───── EXTRAIT FOURNI

Bien que la Côte-Nord soit une région éloignée où il fait bon vivre, de jeunes femmes, parfois mineures, y sont prises dans l’enfer de la prostitution. Cette réalité très tabou existe bel et bien chez nous. 

Les jeunes en centre jeunesse sont particulièrement des proies faciles pour les proxénètes, selon les différents intervenants locaux rencontrés par le Journal. 

« Les jeunes plus vulnérables peuvent effectivement être touchés par la problématique, particulièrement lors d’une fugue », affirme Pascal Paradis responsable des communications du CISSS de la Côte-Nord. « Des outils pour évaluer le risque sont utilisés par nos équipes et une mesure d’empêchement de fuguer peut être appliquée au besoin », dit-il. 

M. Paradis ajoute que des rencontres de sensibilisations sont aussi effectuées dans les centres jeunesse. 

Si on se tourne vers les intervenants du milieu communautaire de Sept-Îles, ils s’entendent tous pour dire que la prostitution est présente et que la communauté autochtone est aussi aux prises avec cette problématique. 

Léa Gentes, intervenante au Centre d’aide et de lutte contre les agressions à caractère sexuel (CALACS) de Sept-Îles, affirme que le proxénétisme est un sujet dont elle entend beaucoup parler. 

« C’est une réalité vraiment très présente à Sept-Îles », dit l’intervenante, qui confirme aussi que des cas à risques sont traités au CALACS de Sept-Îles. 

Les deux travailleurs de rue de Uauitshitun confirment eux aussi la présence de la prostitution dans la région, mais ne peuvent se prononcer à savoir s’il s’agit d’un réseau ou non. 

« On a déjà eu des gens de la communauté qui ont dénoncé ça, mais de là à le prouver », dit l’une d’eux, Jennifer Fequet. 

Elle assure que les intervenants de Uauitshitun sont formés pour ce type de problématique. 

« On a des intervenants qui sont dans des dossiers avec des personnes qui pourraient être à risque. On a des formations, des ateliers, les intervenants sont bien formés », dit-elle. 

Communauté autochtone

La directrice du Centre d’hébergement Tipinuaikan, Émilie Legault, constate la présence de prostitution sur la communauté.

« C’est très tabou, mais on sait qu’il y a de la prostitution », dit-elle. « On sait qu’il y a des choses qui se passent et que des jeunes filles autochtones sont ciblées, parce qu’elles sont plus vulnérables que la population blanche ».

Elle témoigne  « qu’il y a du danger et que les rues ne sont pas très sûres ». 

Elle affirme connaître de jeunes filles qui font de la prostitution.

« Quand je les vois entrer dans une voiture, j’ai peur qu’elles ne reviennent pas », confie Émilie Legault. Une jeune fille en particulier l’inquiète. « Chaque fois qu’en équipe de travail on en discute, on se demande si elle est toujours en vie, ou si elle s’est fait faire du mal ».

Mme Legault affirme que la population autochtone s’inquiète de la problématique de prostitution et elle s’attend à ce que des filles viennent frapper à sa porte pour demander de l’aide.

──────────
───── DONNÉES DE TRAVAIL

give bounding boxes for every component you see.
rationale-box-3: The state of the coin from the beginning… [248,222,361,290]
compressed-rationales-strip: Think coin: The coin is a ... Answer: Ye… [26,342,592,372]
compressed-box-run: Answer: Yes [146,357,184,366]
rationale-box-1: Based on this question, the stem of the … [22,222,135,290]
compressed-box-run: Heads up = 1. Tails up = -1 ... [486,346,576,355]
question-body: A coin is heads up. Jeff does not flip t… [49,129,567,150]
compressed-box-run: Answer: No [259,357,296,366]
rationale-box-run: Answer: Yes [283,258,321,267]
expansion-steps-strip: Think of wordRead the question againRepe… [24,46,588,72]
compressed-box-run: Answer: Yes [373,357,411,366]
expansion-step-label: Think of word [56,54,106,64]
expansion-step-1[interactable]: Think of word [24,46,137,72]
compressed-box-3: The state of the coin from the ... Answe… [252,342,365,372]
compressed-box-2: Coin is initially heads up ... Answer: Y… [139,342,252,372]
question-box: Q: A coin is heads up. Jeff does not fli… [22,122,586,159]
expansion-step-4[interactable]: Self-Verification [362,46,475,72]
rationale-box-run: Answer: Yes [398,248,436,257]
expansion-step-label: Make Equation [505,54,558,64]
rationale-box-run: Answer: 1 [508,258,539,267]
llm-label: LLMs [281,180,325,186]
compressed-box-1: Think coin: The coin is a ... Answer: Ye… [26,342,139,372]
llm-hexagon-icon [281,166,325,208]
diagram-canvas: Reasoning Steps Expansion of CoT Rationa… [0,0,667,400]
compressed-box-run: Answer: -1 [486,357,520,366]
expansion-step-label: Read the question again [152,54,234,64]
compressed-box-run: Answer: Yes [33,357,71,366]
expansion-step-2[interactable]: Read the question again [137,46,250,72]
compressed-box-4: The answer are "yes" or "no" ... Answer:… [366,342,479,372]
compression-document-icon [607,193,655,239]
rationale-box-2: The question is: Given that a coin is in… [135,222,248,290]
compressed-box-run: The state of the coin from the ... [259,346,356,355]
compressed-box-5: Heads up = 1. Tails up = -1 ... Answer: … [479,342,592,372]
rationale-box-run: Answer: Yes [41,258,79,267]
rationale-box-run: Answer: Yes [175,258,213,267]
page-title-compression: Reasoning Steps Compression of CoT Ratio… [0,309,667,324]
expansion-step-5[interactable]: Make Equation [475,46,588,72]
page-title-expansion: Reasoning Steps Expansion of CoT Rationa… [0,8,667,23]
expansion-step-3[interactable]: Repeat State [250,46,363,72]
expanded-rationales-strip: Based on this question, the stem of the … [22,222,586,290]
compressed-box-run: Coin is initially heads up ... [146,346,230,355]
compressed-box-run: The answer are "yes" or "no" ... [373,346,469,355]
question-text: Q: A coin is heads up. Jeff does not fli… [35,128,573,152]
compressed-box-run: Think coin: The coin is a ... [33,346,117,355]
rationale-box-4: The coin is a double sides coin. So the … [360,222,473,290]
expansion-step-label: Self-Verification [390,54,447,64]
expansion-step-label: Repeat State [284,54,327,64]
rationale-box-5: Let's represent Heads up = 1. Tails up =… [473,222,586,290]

──────────

### EXERCICES PROPOSÉS
a – Dans l'article sur la prostitution sur la Côte-Nord, reformulez plus brièvement le paragraphe qui commence par « Bien que la Côte-Nord soit une région éloignée » en conservant ses faits essentiels.
b – Recopiez à l'identique, s'il vous plaît, la partie des lignes de données qui commence à la première ligne et se termine par la ligne contenant « compressed-rationales-strip: Think coin: The », les deux incluses.

### RÉPONSES AUX EXERCICES
a – Sur la Côte-Nord, région éloignée où il fait bon vivre, de jeunes femmes, parfois mineures, sont prises dans la prostitution, une réalité très taboue mais bien présente.

b –
give bounding boxes for every component you see.
rationale-box-3: The state of the coin from the beginning… [248,222,361,290]
compressed-rationales-strip: Think coin: The coin is a ... Answer: Ye… [26,342,592,372]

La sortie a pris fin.